Dataset rows about figures:
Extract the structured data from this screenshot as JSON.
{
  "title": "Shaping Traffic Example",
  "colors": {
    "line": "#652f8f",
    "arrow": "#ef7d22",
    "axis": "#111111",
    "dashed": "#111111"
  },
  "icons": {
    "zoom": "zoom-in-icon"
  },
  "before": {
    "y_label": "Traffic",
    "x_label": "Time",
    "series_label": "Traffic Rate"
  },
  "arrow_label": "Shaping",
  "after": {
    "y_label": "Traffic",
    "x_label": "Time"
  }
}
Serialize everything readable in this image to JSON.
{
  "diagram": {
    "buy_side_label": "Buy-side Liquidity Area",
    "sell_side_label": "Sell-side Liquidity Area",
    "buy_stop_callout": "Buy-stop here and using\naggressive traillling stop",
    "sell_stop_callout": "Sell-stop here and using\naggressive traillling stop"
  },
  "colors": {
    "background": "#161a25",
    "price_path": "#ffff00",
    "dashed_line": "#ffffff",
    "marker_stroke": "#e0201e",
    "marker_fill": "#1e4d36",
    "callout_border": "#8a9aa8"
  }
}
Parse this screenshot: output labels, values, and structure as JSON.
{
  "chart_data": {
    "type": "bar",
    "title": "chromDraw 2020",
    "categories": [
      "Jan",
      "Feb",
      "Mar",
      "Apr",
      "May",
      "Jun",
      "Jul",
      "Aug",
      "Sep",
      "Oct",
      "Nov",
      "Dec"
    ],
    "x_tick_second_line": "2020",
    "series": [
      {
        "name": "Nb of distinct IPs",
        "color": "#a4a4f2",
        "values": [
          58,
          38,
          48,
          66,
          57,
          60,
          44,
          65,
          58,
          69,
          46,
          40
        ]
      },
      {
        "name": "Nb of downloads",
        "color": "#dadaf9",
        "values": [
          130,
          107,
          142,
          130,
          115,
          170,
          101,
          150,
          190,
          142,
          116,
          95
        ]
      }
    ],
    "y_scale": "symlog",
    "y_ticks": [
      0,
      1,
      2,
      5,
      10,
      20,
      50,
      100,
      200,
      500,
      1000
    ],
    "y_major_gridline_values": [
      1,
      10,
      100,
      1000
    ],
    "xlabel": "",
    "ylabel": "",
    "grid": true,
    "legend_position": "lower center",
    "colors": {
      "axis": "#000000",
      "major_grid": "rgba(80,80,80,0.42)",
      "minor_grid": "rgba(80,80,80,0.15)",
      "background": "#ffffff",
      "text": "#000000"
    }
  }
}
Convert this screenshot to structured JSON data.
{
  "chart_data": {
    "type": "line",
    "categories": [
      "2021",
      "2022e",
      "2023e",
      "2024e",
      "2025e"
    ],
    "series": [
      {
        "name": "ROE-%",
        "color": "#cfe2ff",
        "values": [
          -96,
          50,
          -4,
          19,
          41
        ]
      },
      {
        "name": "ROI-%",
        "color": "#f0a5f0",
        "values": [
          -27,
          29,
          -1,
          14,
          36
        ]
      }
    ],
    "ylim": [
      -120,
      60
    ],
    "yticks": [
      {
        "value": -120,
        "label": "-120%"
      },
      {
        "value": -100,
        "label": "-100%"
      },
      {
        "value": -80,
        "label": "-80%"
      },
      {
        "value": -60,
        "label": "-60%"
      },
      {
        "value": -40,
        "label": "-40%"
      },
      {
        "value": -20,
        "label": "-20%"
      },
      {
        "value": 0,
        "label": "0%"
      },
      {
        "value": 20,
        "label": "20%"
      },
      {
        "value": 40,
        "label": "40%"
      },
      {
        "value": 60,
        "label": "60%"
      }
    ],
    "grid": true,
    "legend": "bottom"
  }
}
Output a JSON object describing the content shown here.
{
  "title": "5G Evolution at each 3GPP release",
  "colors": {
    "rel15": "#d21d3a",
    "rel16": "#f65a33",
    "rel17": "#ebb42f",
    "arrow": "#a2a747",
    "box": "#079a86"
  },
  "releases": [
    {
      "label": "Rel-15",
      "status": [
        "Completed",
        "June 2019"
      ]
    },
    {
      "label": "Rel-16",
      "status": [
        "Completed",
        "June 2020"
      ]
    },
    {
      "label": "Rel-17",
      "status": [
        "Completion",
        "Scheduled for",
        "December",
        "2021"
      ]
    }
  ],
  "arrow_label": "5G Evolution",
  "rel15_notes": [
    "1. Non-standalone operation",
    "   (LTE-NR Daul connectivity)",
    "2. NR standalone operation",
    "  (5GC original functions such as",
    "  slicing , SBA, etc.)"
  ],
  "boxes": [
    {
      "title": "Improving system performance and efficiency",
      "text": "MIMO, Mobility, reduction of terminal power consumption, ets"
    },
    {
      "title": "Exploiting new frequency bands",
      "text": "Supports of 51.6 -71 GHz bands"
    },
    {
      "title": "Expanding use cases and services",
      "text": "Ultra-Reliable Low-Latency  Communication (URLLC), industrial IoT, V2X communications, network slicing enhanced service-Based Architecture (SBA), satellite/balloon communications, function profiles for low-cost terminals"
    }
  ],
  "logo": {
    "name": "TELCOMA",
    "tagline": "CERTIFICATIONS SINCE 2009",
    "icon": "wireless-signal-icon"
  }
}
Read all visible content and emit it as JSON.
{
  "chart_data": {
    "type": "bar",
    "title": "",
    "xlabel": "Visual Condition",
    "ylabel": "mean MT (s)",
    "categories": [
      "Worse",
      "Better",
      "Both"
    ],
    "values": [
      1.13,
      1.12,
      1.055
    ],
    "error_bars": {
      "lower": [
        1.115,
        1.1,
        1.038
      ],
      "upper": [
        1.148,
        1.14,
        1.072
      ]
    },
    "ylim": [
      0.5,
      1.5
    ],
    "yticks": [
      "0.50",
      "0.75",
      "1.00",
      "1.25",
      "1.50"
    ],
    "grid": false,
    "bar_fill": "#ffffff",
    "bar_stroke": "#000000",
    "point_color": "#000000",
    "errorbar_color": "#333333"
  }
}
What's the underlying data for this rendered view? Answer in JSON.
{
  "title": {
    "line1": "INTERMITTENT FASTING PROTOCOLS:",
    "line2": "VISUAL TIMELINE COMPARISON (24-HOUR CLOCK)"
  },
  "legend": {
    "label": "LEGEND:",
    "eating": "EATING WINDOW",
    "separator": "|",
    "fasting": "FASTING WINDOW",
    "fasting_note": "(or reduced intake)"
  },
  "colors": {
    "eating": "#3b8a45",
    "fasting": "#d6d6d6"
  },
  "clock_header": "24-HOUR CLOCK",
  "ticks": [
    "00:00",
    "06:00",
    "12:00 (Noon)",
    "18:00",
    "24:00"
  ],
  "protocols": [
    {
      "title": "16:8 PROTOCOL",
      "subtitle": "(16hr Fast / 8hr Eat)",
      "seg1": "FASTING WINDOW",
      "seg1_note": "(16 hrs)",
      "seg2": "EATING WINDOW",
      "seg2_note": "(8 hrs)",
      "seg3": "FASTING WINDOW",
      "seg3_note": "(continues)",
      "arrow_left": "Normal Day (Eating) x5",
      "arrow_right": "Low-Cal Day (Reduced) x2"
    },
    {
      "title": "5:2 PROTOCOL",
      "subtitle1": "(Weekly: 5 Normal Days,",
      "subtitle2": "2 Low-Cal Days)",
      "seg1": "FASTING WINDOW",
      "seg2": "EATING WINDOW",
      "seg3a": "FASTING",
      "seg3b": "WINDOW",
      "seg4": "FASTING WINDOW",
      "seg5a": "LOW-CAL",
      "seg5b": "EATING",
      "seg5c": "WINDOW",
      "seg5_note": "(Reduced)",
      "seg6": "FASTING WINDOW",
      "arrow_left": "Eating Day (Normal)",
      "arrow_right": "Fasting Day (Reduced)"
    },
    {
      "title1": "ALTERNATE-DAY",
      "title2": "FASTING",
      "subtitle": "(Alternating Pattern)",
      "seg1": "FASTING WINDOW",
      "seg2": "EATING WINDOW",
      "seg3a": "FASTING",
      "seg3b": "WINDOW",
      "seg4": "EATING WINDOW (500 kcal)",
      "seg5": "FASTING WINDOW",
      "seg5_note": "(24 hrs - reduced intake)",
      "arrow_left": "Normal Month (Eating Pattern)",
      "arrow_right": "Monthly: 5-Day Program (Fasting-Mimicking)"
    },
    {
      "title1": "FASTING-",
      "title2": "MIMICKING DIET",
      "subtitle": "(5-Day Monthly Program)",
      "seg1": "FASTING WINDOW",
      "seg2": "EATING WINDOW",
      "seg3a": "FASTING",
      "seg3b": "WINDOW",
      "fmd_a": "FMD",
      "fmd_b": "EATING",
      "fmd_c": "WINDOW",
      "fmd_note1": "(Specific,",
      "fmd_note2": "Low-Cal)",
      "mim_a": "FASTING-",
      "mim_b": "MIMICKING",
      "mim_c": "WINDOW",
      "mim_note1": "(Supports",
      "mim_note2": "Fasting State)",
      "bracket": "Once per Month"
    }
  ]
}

Task description =
Every line above that contains the word "stop" should be reported.

Solution =
    "buy_stop_callout": "Buy-stop here and using\naggressive traillling stop",
    "sell_stop_callout": "Sell-stop here and using\naggressive traillling stop"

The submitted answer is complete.